Stated problem: Every line that contains the word "ΣΕΠΤΕΜΒΡΙΟΥ" should be copied.
>> Start Records supplied
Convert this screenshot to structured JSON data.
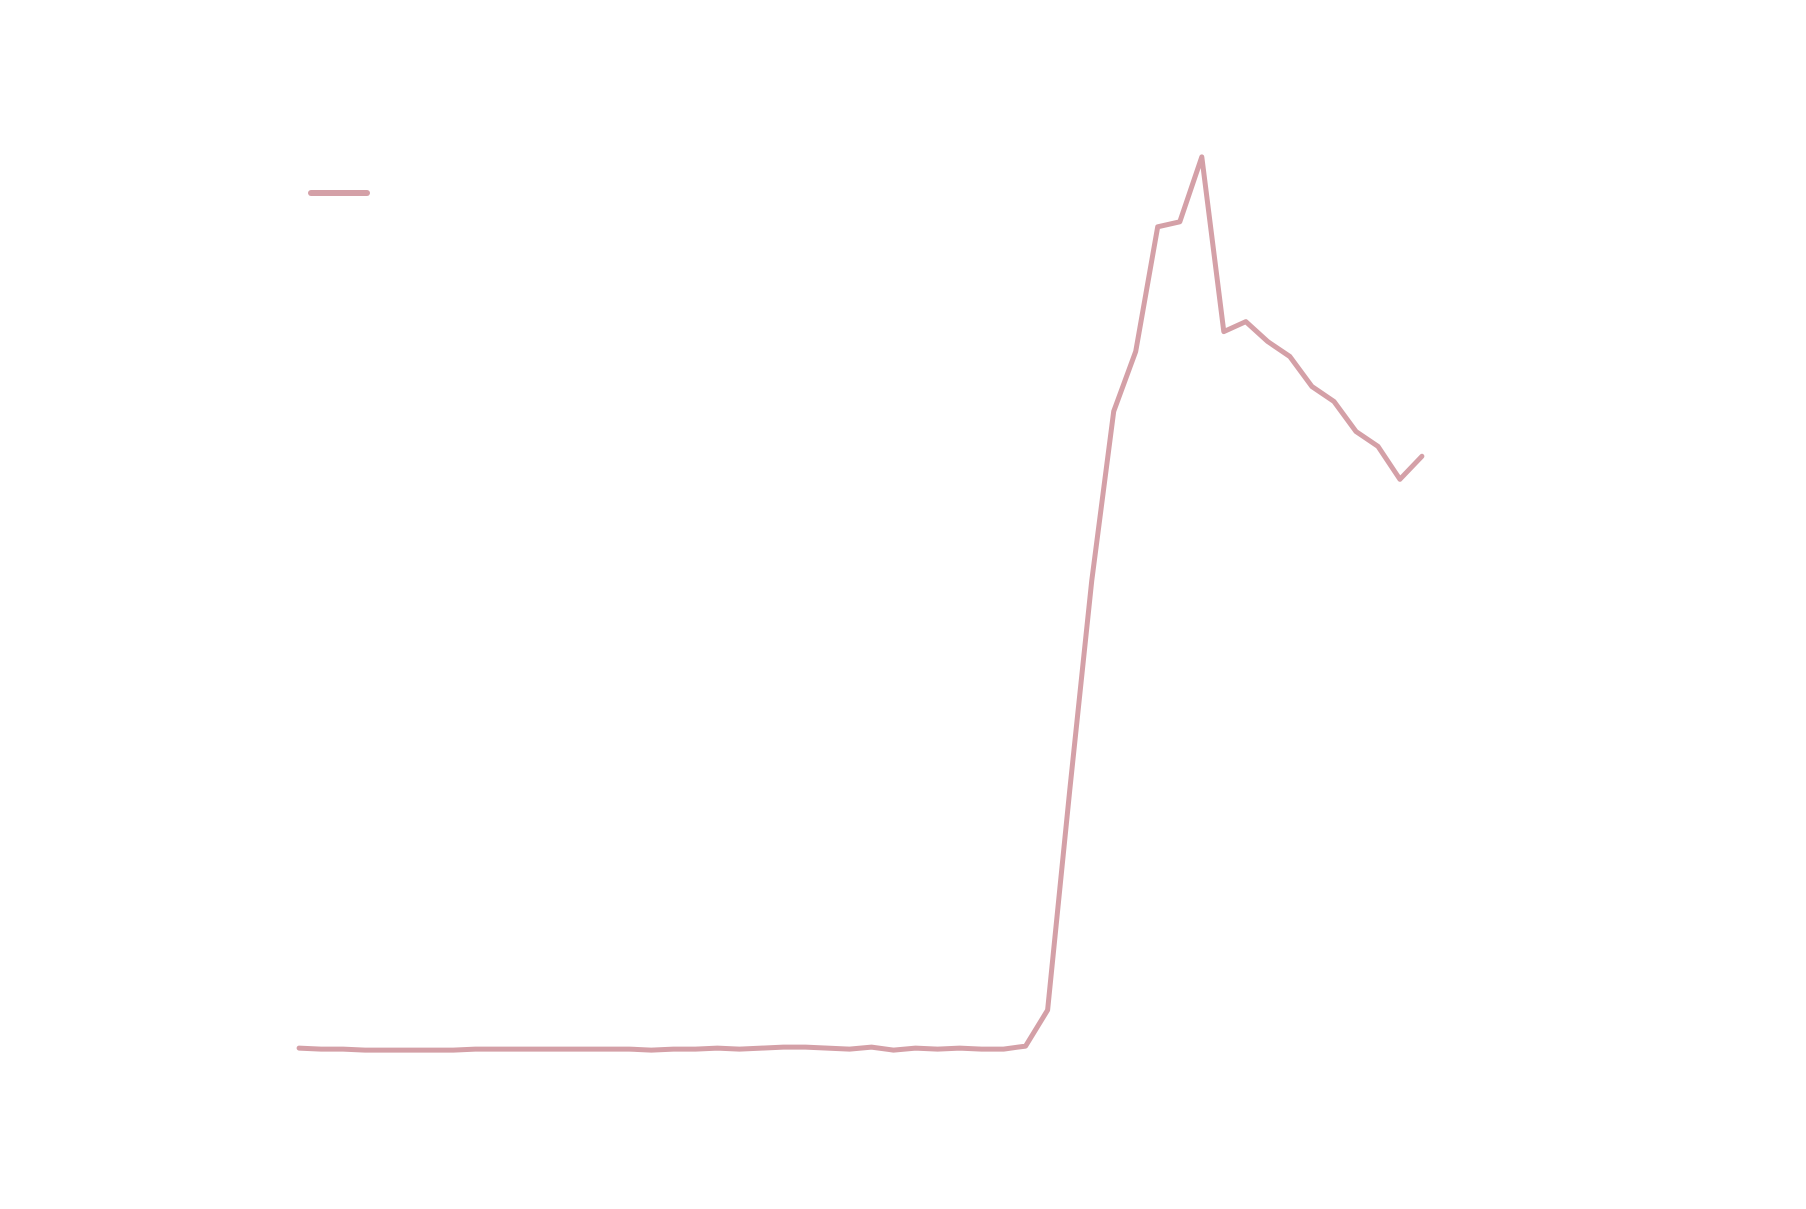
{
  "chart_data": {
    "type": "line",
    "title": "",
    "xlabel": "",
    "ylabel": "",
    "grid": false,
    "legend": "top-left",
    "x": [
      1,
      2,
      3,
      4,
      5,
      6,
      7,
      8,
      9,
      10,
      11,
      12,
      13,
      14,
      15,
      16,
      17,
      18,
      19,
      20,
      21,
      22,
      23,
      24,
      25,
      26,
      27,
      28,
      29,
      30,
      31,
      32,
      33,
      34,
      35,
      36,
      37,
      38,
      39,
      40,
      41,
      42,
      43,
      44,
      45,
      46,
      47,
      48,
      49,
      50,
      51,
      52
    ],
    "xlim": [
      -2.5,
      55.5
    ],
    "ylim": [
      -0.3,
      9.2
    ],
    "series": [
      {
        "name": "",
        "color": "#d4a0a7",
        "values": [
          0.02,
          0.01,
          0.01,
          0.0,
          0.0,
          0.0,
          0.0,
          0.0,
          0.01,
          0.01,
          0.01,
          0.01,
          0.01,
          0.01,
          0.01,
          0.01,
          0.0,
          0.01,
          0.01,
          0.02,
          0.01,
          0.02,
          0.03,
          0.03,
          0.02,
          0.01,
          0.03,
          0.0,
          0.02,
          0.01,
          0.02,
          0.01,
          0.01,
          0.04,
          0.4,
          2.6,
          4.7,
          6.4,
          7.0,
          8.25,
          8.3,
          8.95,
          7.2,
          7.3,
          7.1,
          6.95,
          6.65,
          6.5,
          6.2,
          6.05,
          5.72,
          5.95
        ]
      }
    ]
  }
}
>> End Records supplied
>> Start Records supplied
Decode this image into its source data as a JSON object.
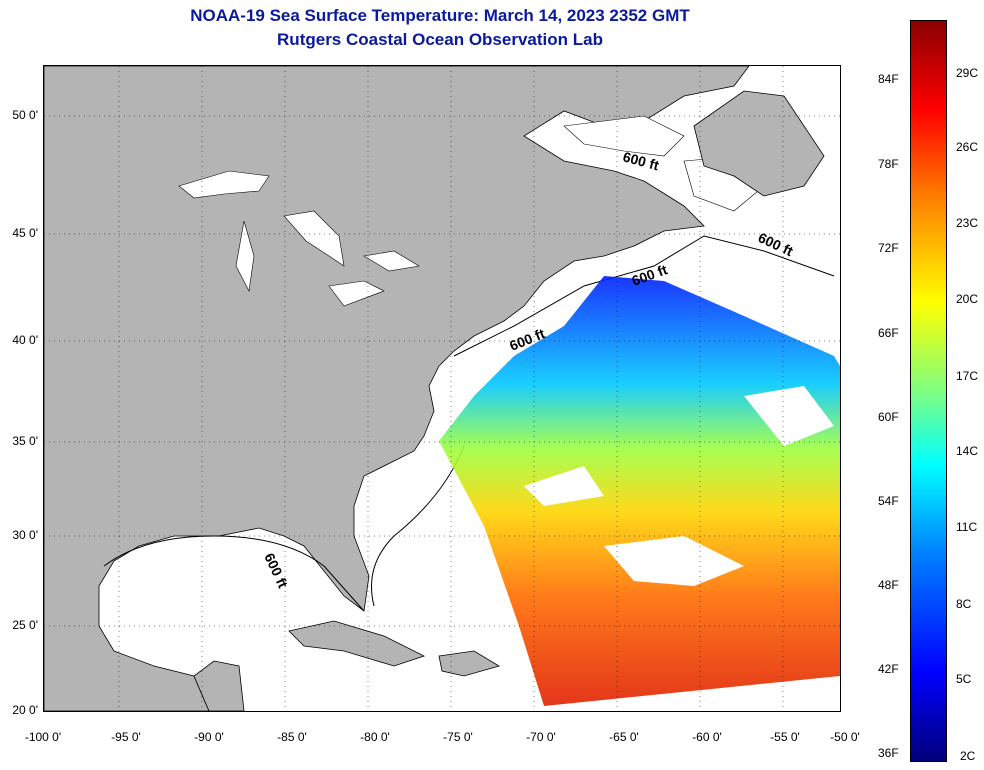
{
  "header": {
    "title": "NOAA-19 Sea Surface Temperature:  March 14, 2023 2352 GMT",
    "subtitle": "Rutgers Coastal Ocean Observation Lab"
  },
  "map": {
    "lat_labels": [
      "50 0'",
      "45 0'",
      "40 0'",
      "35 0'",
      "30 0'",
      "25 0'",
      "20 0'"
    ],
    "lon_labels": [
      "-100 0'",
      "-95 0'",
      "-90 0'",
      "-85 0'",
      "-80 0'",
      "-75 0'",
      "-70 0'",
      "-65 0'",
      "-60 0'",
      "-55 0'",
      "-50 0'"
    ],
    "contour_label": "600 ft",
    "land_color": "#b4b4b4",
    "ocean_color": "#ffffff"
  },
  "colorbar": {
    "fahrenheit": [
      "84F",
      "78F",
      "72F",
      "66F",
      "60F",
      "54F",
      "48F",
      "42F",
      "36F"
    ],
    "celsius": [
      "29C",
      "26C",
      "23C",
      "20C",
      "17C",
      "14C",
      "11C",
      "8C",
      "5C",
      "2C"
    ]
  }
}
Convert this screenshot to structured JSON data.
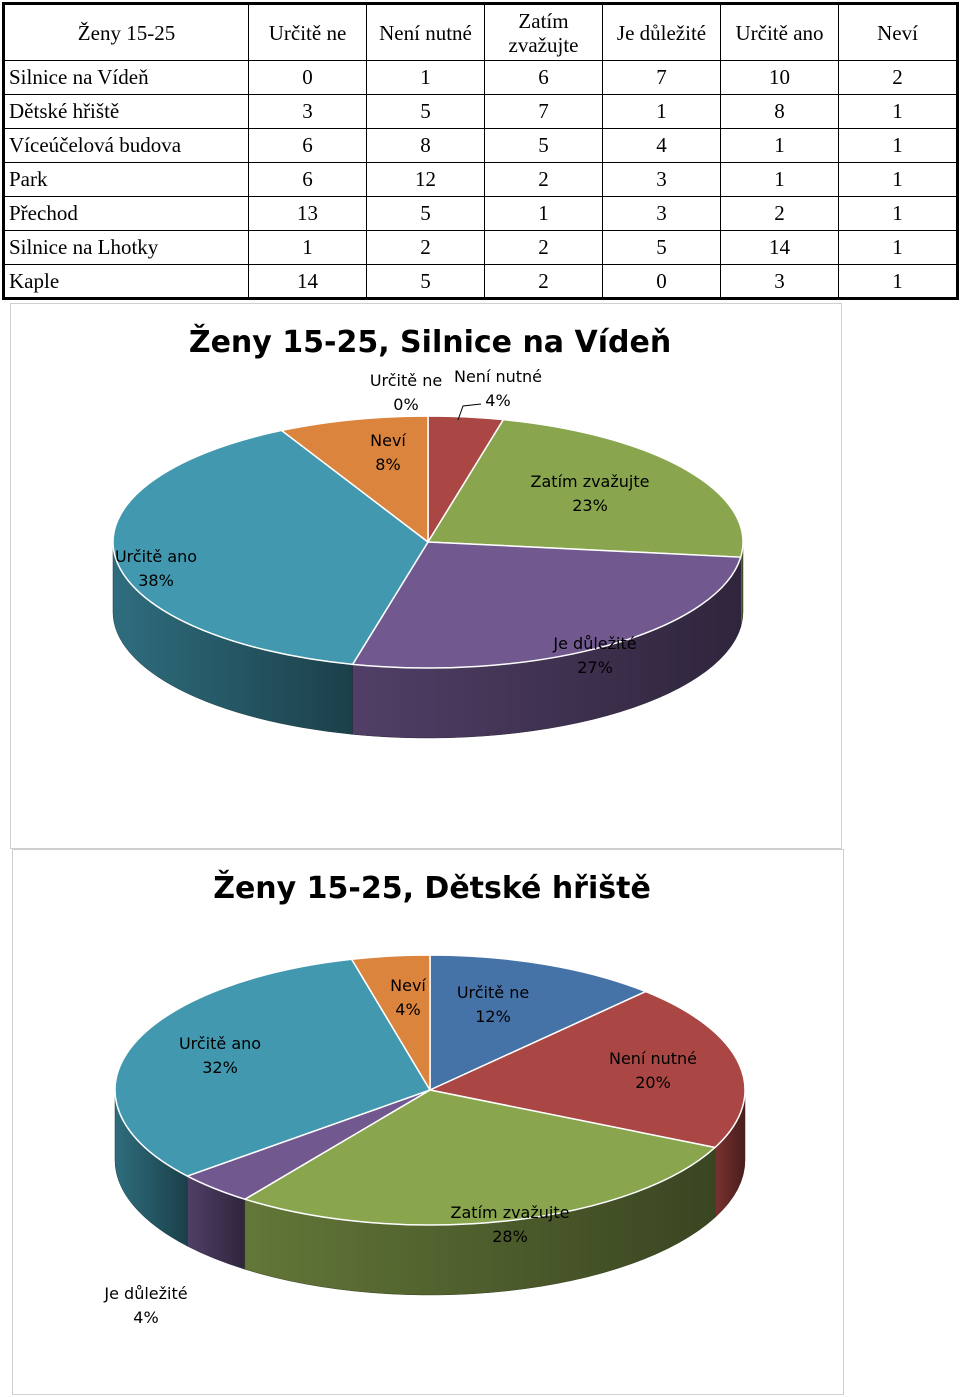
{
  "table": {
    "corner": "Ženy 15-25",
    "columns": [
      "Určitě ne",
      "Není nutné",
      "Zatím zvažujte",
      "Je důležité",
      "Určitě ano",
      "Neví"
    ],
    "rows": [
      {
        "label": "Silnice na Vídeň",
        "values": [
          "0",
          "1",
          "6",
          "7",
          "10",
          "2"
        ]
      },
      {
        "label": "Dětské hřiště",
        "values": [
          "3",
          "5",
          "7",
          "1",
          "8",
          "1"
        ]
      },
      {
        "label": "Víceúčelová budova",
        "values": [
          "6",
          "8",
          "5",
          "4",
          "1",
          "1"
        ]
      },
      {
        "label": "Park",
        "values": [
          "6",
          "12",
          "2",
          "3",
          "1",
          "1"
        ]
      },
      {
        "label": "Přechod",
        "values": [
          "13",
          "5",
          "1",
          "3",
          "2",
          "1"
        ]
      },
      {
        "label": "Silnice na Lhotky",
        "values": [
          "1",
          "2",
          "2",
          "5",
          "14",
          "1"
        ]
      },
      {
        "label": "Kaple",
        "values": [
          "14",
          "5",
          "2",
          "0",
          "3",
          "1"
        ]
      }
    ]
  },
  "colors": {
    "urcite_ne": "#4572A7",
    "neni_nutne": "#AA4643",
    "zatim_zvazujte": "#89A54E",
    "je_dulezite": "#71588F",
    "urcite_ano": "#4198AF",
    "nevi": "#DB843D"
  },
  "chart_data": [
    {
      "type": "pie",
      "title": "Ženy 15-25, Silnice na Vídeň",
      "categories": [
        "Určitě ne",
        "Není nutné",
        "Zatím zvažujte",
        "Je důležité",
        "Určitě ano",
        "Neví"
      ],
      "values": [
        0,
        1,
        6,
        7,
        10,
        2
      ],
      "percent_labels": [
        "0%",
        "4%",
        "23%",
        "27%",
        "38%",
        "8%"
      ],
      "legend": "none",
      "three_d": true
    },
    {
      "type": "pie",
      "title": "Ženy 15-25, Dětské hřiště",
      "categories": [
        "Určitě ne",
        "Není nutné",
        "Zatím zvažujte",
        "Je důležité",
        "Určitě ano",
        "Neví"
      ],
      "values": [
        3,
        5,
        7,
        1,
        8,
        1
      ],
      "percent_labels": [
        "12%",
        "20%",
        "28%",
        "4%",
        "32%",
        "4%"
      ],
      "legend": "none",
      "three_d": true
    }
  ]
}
>> End Records supplied
>> Start Records supplied
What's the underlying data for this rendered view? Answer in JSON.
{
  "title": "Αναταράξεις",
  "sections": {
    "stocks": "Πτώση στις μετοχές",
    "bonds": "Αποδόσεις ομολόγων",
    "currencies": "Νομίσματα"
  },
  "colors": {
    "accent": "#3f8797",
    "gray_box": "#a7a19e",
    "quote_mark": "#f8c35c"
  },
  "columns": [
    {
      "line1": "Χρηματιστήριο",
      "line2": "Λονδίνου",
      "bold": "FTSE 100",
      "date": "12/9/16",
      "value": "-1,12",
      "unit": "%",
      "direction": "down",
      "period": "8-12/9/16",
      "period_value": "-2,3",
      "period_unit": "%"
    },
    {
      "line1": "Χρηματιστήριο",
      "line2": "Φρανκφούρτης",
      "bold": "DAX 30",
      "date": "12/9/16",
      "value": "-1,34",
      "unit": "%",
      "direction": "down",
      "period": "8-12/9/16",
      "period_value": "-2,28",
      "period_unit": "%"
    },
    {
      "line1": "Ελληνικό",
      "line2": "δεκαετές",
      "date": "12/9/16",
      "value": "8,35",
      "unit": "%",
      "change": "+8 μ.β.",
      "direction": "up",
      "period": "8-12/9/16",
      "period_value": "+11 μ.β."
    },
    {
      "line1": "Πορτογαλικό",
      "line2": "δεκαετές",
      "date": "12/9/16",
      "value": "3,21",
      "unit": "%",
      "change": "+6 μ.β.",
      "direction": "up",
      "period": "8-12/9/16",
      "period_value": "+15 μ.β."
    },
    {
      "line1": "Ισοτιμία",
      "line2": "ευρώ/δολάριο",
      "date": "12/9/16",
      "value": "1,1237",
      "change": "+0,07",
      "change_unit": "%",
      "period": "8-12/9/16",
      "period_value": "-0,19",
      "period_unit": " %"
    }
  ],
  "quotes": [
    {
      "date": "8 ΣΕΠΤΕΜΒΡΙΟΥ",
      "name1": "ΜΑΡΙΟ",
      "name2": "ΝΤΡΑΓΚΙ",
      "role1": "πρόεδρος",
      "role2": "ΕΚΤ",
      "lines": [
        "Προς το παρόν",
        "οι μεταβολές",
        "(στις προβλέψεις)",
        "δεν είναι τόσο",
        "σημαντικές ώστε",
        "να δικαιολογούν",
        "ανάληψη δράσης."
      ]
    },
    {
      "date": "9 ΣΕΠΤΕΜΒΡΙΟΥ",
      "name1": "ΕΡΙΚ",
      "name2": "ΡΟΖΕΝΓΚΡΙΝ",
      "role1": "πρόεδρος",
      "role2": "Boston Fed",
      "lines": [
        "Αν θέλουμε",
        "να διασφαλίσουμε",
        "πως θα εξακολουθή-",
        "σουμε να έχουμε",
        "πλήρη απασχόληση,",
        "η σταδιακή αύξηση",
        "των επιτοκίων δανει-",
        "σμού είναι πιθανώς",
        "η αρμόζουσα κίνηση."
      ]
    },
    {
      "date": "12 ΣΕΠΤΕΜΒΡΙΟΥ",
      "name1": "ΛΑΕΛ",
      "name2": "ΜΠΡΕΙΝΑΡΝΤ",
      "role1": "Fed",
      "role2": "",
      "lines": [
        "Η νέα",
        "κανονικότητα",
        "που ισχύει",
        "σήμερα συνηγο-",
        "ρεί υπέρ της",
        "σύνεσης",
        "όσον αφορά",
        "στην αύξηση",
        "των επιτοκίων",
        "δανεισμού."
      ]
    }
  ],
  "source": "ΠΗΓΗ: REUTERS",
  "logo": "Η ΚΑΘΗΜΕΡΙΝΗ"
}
>> End Records supplied
Right answer:
      "date": "8 ΣΕΠΤΕΜΒΡΙΟΥ",
      "date": "9 ΣΕΠΤΕΜΒΡΙΟΥ",
      "date": "12 ΣΕΠΤΕΜΒΡΙΟΥ",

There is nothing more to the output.